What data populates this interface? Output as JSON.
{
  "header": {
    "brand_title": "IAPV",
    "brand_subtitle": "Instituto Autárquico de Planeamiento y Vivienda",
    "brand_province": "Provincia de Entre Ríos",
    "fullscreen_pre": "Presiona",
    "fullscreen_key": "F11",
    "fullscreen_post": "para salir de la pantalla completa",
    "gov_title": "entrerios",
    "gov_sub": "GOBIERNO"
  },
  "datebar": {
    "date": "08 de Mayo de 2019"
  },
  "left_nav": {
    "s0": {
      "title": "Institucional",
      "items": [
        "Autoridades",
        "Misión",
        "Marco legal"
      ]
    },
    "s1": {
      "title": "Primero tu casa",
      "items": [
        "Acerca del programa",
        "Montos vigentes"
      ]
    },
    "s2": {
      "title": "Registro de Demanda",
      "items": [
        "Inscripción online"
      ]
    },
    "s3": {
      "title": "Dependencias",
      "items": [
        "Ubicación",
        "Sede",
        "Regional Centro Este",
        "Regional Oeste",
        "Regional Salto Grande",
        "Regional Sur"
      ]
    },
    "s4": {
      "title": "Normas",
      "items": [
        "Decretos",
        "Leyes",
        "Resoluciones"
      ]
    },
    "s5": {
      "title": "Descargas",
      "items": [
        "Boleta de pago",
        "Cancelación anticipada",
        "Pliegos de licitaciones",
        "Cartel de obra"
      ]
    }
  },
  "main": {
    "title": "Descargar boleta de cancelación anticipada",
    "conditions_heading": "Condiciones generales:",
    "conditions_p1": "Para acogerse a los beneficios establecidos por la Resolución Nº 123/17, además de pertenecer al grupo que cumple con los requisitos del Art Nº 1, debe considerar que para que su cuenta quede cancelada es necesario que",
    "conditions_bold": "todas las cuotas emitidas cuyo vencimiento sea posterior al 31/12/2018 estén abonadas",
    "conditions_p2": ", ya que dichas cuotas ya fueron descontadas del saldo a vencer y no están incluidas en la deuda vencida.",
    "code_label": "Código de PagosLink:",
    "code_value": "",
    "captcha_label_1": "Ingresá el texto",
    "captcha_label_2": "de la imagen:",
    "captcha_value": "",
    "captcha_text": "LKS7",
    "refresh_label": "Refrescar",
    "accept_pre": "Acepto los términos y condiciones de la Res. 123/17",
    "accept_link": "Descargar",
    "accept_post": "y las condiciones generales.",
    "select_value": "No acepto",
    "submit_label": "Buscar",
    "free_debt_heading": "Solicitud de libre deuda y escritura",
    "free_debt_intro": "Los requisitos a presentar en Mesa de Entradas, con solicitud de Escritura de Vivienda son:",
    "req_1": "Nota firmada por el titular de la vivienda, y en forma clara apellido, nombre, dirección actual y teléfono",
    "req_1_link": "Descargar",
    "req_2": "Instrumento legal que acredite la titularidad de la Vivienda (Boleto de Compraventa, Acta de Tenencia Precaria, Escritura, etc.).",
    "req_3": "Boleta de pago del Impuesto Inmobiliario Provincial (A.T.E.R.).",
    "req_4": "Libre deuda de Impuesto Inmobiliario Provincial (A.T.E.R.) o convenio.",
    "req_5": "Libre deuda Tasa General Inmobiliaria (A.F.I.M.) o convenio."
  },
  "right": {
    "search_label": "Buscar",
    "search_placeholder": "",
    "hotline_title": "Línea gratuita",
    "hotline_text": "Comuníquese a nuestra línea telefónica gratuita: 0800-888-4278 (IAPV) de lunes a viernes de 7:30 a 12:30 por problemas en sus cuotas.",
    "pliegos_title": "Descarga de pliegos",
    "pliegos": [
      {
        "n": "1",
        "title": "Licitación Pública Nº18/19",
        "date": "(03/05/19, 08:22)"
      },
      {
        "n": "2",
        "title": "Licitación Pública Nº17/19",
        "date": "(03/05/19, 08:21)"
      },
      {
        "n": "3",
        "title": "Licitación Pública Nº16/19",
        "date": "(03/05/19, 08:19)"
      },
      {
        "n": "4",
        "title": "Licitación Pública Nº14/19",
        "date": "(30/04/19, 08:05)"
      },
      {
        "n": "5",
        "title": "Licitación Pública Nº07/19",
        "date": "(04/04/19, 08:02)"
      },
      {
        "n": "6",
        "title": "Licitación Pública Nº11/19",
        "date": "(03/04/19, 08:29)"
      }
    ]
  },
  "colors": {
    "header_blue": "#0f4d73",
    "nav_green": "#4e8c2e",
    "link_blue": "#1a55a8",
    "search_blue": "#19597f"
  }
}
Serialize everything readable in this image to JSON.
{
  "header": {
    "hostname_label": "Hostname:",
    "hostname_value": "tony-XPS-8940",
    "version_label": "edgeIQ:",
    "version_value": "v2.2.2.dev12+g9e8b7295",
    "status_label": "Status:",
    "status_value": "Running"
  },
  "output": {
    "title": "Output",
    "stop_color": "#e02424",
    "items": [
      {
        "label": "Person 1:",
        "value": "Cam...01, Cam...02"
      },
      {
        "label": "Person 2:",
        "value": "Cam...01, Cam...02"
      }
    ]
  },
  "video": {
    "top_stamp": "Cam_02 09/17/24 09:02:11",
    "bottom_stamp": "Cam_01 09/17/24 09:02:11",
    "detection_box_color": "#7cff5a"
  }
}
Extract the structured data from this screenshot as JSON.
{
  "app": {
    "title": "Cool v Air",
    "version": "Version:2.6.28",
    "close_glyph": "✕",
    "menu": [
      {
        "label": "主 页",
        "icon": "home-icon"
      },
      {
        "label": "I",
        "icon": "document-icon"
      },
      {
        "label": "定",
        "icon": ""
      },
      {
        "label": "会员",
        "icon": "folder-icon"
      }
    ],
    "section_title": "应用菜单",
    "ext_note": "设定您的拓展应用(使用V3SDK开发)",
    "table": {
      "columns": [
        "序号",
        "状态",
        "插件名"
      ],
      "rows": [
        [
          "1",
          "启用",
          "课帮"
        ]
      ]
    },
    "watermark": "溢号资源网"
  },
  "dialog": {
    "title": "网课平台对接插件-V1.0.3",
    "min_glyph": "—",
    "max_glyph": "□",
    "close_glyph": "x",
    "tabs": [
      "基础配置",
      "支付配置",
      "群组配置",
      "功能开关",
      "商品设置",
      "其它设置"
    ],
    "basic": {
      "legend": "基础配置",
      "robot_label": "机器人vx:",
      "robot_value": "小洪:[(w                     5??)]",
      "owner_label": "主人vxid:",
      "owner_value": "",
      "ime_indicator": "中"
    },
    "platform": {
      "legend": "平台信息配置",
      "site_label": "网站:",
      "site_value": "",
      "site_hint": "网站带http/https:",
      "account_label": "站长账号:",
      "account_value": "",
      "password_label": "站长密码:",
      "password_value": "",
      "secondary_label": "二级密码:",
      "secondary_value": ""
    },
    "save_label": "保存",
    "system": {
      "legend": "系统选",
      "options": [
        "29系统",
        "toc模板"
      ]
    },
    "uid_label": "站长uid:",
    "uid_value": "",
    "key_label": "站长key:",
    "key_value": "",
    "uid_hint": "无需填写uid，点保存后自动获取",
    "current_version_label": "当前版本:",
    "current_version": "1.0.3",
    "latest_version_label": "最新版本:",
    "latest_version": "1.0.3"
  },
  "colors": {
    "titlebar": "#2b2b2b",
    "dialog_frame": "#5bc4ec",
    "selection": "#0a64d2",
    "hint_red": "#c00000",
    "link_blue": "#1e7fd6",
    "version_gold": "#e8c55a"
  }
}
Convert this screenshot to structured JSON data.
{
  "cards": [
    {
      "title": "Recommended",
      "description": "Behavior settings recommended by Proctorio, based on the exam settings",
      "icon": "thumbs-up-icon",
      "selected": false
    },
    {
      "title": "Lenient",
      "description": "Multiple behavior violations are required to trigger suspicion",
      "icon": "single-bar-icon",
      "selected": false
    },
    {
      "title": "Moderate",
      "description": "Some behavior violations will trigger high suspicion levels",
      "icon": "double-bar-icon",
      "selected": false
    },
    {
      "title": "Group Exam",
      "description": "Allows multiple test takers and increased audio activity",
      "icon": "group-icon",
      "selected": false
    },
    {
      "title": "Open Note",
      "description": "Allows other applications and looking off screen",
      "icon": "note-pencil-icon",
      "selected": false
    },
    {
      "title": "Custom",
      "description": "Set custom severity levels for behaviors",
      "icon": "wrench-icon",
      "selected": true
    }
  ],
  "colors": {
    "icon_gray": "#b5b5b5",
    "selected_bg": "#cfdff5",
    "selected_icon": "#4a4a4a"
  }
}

= = = = = = =

*Exercise requirements*. Quote only the lines from the line containing "Convert this screenshot" through the end of the entries, keeping the first and the last.

*Task result*.
Convert this screenshot to structured JSON data.
{
  "cards": [
    {
      "title": "Recommended",
      "description": "Behavior settings recommended by Proctorio, based on the exam settings",
      "icon": "thumbs-up-icon",
      "selected": false
    },
    {
      "title": "Lenient",
      "description": "Multiple behavior violations are required to trigger suspicion",
      "icon": "single-bar-icon",
      "selected": false
    },
    {
      "title": "Moderate",
      "description": "Some behavior violations will trigger high suspicion levels",
      "icon": "double-bar-icon",
      "selected": false
    },
    {
      "title": "Group Exam",
      "description": "Allows multiple test takers and increased audio activity",
      "icon": "group-icon",
      "selected": false
    },
    {
      "title": "Open Note",
      "description": "Allows other applications and looking off screen",
      "icon": "note-pencil-icon",
      "selected": false
    },
    {
      "title": "Custom",
      "description": "Set custom severity levels for behaviors",
      "icon": "wrench-icon",
      "selected": true
    }
  ],
  "colors": {
    "icon_gray": "#b5b5b5",
    "selected_bg": "#cfdff5",
    "selected_icon": "#4a4a4a"
  }
}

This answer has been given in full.